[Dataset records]
━━━

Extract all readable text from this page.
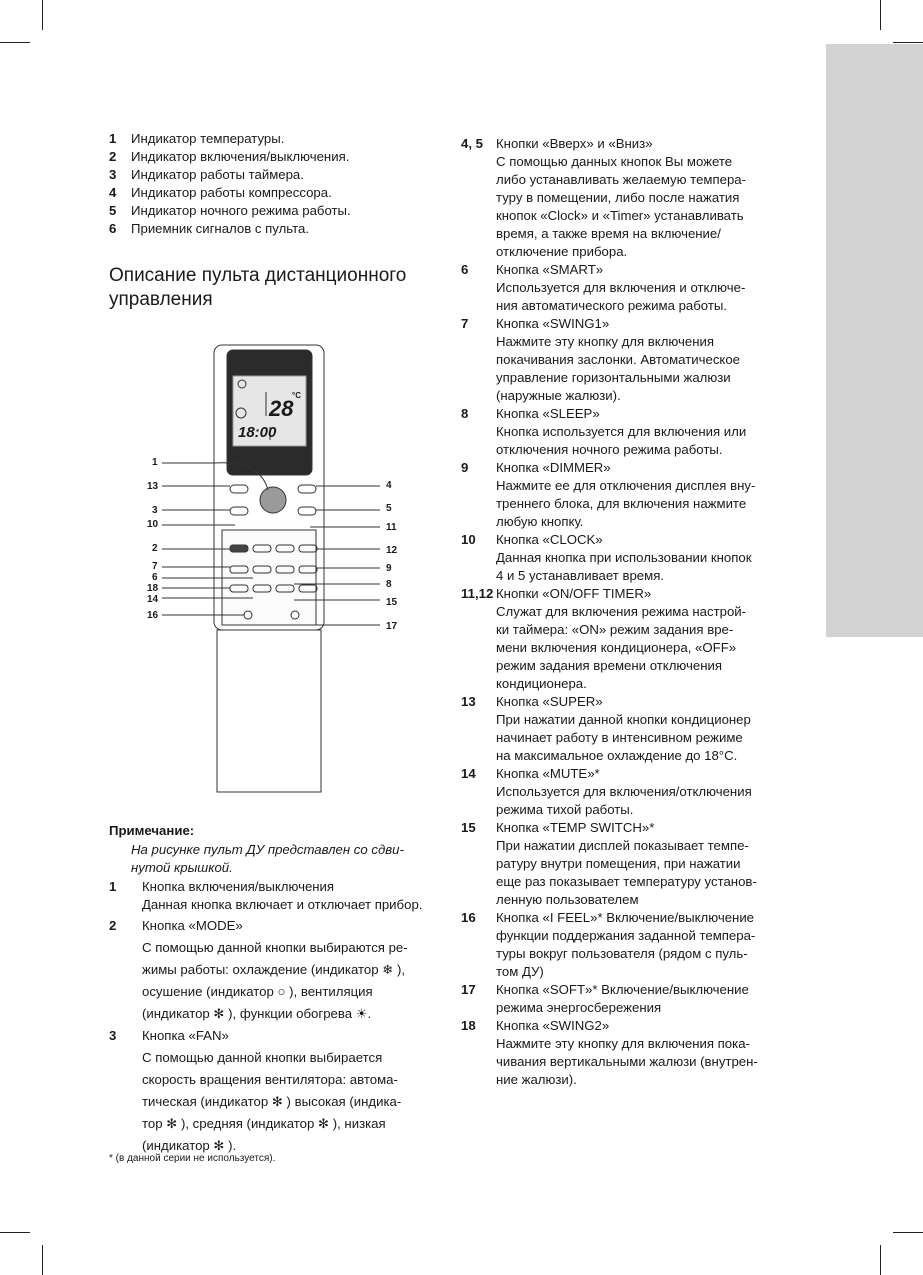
1	Индикатор температуры.
2	Индикатор включения/выключения.
3	Индикатор работы таймера.
4	Индикатор работы компрессора.
5	Индикатор ночного режима работы.
6	Приемник сигналов с пульта.
Описание пульта дистанционного
управления
28
°C
18:00
1
13
3
10
2
7
6
18
14
16
4
5
11
12
9
8
15
17
Примечание:
На рисунке пульт ДУ представлен со сдви-
нутой крышкой.
1	Кнопка включения/выключения
Данная кнопка включает и отключает прибор.
2	Кнопка «MODE»
С помощью данной кнопки выбираются ре-
жимы работы: охлаждение (индикатор ❄ ),
осушение (индикатор ○ ), вентиляция
(индикатор ✻ ), функции обогрева ☀.
3	Кнопка «FAN»
С помощью данной кнопки выбирается
скорость вращения вентилятора: автома-
тическая (индикатор ✻ ) высокая (индика-
тор ✻ ), средняя (индикатор ✻ ), низкая
(индикатор ✻ ).
4, 5 Кнопки «Вверх» и «Вниз»
С помощью данных кнопок Вы можете
либо устанавливать желаемую темпера-
туру в помещении, либо после нажатия
кнопок «Clock» и «Timer» устанавливать
время, а также время на включение/
отключение прибора.
6	Кнопка «SMART»
Используется для включения и отключе-
ния автоматического режима работы.
7	Кнопка «SWING1»
Нажмите эту кнопку для включения
покачивания заслонки. Автоматическое
управление горизонтальными жалюзи
(наружные жалюзи).
8	Кнопка «SLEEP»
Кнопка используется для включения или
отключения ночного режима работы.
9	Кнопка «DIMMER»
Нажмите ее для отключения дисплея вну-
треннего блока, для включения нажмите
любую кнопку.
10	Кнопка «CLOCK»
Данная кнопка при использовании кнопок
4 и 5 устанавливает время.
11,12 Кнопки «ON/OFF TIMER»
Служат для включения режима настрой-
ки таймера: «ON» режим задания вре-
мени включения кондиционера, «OFF»
режим задания времени отключения
кондиционера.
13	Кнопка «SUPER»
При нажатии данной кнопки кондиционер
начинает работу в интенсивном режиме
на максимальное охлаждение до 18°С.
14	Кнопка «MUTE»*
Используется для включения/отключения
режима тихой работы.
15	Кнопка «TEMP SWITCH»*
При нажатии дисплей показывает темпе-
ратуру внутри помещения, при нажатии
еще раз показывает температуру установ-
ленную пользователем
16	Кнопка «I FEEL»* Включение/выключение
функции поддержания заданной темпера-
туры вокруг пользователя (рядом с пуль-
том ДУ)
17	Кнопка «SOFT»* Включение/выключение
режима энергосбережения
18	Кнопка «SWING2»
Нажмите эту кнопку для включения пока-
чивания вертикальными жалюзи (внутрен-
ние жалюзи).
* (в данной серии не используется).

━━━

A line counts if it holds the word "Данная". Work out how many lines in the listing count, and give only that number.

2